Print the data that follows exactly.

========

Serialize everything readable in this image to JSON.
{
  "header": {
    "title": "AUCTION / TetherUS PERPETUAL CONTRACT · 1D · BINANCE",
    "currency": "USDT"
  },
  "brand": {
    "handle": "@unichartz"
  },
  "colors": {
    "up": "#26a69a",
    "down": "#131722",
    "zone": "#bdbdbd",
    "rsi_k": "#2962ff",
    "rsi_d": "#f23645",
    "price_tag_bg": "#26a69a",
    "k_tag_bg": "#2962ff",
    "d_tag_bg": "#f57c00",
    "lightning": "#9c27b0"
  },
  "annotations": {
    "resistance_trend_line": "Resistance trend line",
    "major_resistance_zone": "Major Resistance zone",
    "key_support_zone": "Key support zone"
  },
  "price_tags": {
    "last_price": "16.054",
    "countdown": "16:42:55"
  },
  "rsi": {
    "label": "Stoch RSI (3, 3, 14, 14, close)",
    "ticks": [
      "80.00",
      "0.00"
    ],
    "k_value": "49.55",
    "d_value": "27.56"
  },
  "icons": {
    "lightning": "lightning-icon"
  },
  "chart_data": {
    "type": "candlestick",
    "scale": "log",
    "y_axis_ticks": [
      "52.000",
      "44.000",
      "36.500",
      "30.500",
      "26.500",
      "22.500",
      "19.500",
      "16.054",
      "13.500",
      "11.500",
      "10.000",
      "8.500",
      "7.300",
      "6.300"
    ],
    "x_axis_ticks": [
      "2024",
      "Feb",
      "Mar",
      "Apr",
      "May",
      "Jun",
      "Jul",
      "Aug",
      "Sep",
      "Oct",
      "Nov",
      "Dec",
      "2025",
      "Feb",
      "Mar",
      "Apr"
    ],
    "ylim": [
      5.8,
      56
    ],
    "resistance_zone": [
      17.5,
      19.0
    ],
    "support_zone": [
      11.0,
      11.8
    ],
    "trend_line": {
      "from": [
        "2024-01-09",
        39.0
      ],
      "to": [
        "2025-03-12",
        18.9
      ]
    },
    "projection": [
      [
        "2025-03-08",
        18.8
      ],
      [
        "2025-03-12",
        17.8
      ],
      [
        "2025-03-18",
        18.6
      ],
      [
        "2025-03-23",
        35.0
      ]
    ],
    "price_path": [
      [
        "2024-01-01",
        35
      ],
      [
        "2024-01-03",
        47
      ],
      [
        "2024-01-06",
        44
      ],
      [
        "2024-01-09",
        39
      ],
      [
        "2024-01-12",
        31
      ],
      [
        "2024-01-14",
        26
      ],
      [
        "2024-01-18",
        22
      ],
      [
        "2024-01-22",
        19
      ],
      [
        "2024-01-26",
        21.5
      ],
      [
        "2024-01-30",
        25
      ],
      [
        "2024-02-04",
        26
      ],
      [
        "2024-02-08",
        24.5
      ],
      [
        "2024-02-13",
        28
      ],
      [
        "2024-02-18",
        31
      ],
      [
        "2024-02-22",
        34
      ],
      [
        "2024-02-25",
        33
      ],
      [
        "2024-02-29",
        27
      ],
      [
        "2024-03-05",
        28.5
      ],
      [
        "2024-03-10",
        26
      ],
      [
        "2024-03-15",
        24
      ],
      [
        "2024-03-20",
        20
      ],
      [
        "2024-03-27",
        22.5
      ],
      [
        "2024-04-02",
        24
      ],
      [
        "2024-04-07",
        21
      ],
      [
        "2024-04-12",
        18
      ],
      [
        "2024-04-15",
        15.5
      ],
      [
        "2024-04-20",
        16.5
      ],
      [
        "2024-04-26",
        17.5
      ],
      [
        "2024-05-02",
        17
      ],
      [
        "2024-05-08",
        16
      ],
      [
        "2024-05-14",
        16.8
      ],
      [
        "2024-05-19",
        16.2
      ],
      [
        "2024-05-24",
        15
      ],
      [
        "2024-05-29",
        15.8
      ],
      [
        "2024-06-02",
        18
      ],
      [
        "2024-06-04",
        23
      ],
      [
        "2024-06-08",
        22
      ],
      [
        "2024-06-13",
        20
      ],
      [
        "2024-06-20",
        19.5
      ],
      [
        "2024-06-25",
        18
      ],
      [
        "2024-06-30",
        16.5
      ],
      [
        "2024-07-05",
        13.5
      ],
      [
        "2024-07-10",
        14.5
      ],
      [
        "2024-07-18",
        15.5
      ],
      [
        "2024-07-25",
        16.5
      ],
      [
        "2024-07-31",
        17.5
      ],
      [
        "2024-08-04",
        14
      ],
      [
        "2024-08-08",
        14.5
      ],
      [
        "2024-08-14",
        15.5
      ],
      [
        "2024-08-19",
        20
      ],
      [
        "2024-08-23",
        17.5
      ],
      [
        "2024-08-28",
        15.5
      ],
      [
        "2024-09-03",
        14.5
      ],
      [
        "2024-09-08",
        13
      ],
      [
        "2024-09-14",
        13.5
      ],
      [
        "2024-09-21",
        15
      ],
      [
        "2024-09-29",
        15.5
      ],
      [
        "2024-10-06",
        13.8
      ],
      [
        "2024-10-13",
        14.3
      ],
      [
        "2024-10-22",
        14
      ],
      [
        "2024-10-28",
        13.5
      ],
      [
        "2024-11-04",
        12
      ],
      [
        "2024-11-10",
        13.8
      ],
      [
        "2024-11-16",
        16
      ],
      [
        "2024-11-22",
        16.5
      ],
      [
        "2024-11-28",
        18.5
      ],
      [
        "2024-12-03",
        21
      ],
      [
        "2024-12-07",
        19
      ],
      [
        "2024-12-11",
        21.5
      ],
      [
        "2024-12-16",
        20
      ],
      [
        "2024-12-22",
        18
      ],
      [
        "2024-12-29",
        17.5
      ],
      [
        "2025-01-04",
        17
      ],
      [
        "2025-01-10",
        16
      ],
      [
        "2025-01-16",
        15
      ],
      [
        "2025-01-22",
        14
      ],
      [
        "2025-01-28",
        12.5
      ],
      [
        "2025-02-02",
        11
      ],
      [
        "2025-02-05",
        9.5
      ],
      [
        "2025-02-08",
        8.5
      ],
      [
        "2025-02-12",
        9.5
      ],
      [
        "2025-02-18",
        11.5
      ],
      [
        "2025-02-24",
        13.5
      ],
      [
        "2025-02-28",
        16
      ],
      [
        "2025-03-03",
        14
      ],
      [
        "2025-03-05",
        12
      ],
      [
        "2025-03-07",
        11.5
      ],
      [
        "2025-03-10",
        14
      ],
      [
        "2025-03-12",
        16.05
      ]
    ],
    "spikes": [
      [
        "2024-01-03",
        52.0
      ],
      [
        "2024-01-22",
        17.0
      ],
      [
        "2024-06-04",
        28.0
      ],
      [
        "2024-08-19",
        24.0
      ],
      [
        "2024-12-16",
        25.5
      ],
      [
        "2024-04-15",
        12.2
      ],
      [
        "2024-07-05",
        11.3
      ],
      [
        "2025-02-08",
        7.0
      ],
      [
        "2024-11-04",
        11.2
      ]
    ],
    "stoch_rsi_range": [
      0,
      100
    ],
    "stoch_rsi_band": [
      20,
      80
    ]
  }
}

========

FINAL RESULT:
Serialize everything readable in this image to JSON.
{
  "header": {
    "title": "AUCTION / TetherUS PERPETUAL CONTRACT · 1D · BINANCE",
    "currency": "USDT"
  },
  "brand": {
    "handle": "@unichartz"
  },
  "colors": {
    "up": "#26a69a",
    "down": "#131722",
    "zone": "#bdbdbd",
    "rsi_k": "#2962ff",
    "rsi_d": "#f23645",
    "price_tag_bg": "#26a69a",
    "k_tag_bg": "#2962ff",
    "d_tag_bg": "#f57c00",
    "lightning": "#9c27b0"
  },
  "annotations": {
    "resistance_trend_line": "Resistance trend line",
    "major_resistance_zone": "Major Resistance zone",
    "key_support_zone": "Key support zone"
  },
  "price_tags": {
    "last_price": "16.054",
    "countdown": "16:42:55"
  },
  "rsi": {
    "label": "Stoch RSI (3, 3, 14, 14, close)",
    "ticks": [
      "80.00",
      "0.00"
    ],
    "k_value": "49.55",
    "d_value": "27.56"
  },
  "icons": {
    "lightning": "lightning-icon"
  },
  "chart_data": {
    "type": "candlestick",
    "scale": "log",
    "y_axis_ticks": [
      "52.000",
      "44.000",
      "36.500",
      "30.500",
      "26.500",
      "22.500",
      "19.500",
      "16.054",
      "13.500",
      "11.500",
      "10.000",
      "8.500",
      "7.300",
      "6.300"
    ],
    "x_axis_ticks": [
      "2024",
      "Feb",
      "Mar",
      "Apr",
      "May",
      "Jun",
      "Jul",
      "Aug",
      "Sep",
      "Oct",
      "Nov",
      "Dec",
      "2025",
      "Feb",
      "Mar",
      "Apr"
    ],
    "ylim": [
      5.8,
      56
    ],
    "resistance_zone": [
      17.5,
      19.0
    ],
    "support_zone": [
      11.0,
      11.8
    ],
    "trend_line": {
      "from": [
        "2024-01-09",
        39.0
      ],
      "to": [
        "2025-03-12",
        18.9
      ]
    },
    "projection": [
      [
        "2025-03-08",
        18.8
      ],
      [
        "2025-03-12",
        17.8
      ],
      [
        "2025-03-18",
        18.6
      ],
      [
        "2025-03-23",
        35.0
      ]
    ],
    "price_path": [
      [
        "2024-01-01",
        35
      ],
      [
        "2024-01-03",
        47
      ],
      [
        "2024-01-06",
        44
      ],
      [
        "2024-01-09",
        39
      ],
      [
        "2024-01-12",
        31
      ],
      [
        "2024-01-14",
        26
      ],
      [
        "2024-01-18",
        22
      ],
      [
        "2024-01-22",
        19
      ],
      [
        "2024-01-26",
        21.5
      ],
      [
        "2024-01-30",
        25
      ],
      [
        "2024-02-04",
        26
      ],
      [
        "2024-02-08",
        24.5
      ],
      [
        "2024-02-13",
        28
      ],
      [
        "2024-02-18",
        31
      ],
      [
        "2024-02-22",
        34
      ],
      [
        "2024-02-25",
        33
      ],
      [
        "2024-02-29",
        27
      ],
      [
        "2024-03-05",
        28.5
      ],
      [
        "2024-03-10",
        26
      ],
      [
        "2024-03-15",
        24
      ],
      [
        "2024-03-20",
        20
      ],
      [
        "2024-03-27",
        22.5
      ],
      [
        "2024-04-02",
        24
      ],
      [
        "2024-04-07",
        21
      ],
      [
        "2024-04-12",
        18
      ],
      [
        "2024-04-15",
        15.5
      ],
      [
        "2024-04-20",
        16.5
      ],
      [
        "2024-04-26",
        17.5
      ],
      [
        "2024-05-02",
        17
      ],
      [
        "2024-05-08",
        16
      ],
      [
        "2024-05-14",
        16.8
      ],
      [
        "2024-05-19",
        16.2
      ],
      [
        "2024-05-24",
        15
      ],
      [
        "2024-05-29",
        15.8
      ],
      [
        "2024-06-02",
        18
      ],
      [
        "2024-06-04",
        23
      ],
      [
        "2024-06-08",
        22
      ],
      [
        "2024-06-13",
        20
      ],
      [
        "2024-06-20",
        19.5
      ],
      [
        "2024-06-25",
        18
      ],
      [
        "2024-06-30",
        16.5
      ],
      [
        "2024-07-05",
        13.5
      ],
      [
        "2024-07-10",
        14.5
      ],
      [
        "2024-07-18",
        15.5
      ],
      [
        "2024-07-25",
        16.5
      ],
      [
        "2024-07-31",
        17.5
      ],
      [
        "2024-08-04",
        14
      ],
      [
        "2024-08-08",
        14.5
      ],
      [
        "2024-08-14",
        15.5
      ],
      [
        "2024-08-19",
        20
      ],
      [
        "2024-08-23",
        17.5
      ],
      [
        "2024-08-28",
        15.5
      ],
      [
        "2024-09-03",
        14.5
      ],
      [
        "2024-09-08",
        13
      ],
      [
        "2024-09-14",
        13.5
      ],
      [
        "2024-09-21",
        15
      ],
      [
        "2024-09-29",
        15.5
      ],
      [
        "2024-10-06",
        13.8
      ],
      [
        "2024-10-13",
        14.3
      ],
      [
        "2024-10-22",
        14
      ],
      [
        "2024-10-28",
        13.5
      ],
      [
        "2024-11-04",
        12
      ],
      [
        "2024-11-10",
        13.8
      ],
      [
        "2024-11-16",
        16
      ],
      [
        "2024-11-22",
        16.5
      ],
      [
        "2024-11-28",
        18.5
      ],
      [
        "2024-12-03",
        21
      ],
      [
        "2024-12-07",
        19
      ],
      [
        "2024-12-11",
        21.5
      ],
      [
        "2024-12-16",
        20
      ],
      [
        "2024-12-22",
        18
      ],
      [
        "2024-12-29",
        17.5
      ],
      [
        "2025-01-04",
        17
      ],
      [
        "2025-01-10",
        16
      ],
      [
        "2025-01-16",
        15
      ],
      [
        "2025-01-22",
        14
      ],
      [
        "2025-01-28",
        12.5
      ],
      [
        "2025-02-02",
        11
      ],
      [
        "2025-02-05",
        9.5
      ],
      [
        "2025-02-08",
        8.5
      ],
      [
        "2025-02-12",
        9.5
      ],
      [
        "2025-02-18",
        11.5
      ],
      [
        "2025-02-24",
        13.5
      ],
      [
        "2025-02-28",
        16
      ],
      [
        "2025-03-03",
        14
      ],
      [
        "2025-03-05",
        12
      ],
      [
        "2025-03-07",
        11.5
      ],
      [
        "2025-03-10",
        14
      ],
      [
        "2025-03-12",
        16.05
      ]
    ],
    "spikes": [
      [
        "2024-01-03",
        52.0
      ],
      [
        "2024-01-22",
        17.0
      ],
      [
        "2024-06-04",
        28.0
      ],
      [
        "2024-08-19",
        24.0
      ],
      [
        "2024-12-16",
        25.5
      ],
      [
        "2024-04-15",
        12.2
      ],
      [
        "2024-07-05",
        11.3
      ],
      [
        "2025-02-08",
        7.0
      ],
      [
        "2024-11-04",
        11.2
      ]
    ],
    "stoch_rsi_range": [
      0,
      100
    ],
    "stoch_rsi_band": [
      20,
      80
    ]
  }
}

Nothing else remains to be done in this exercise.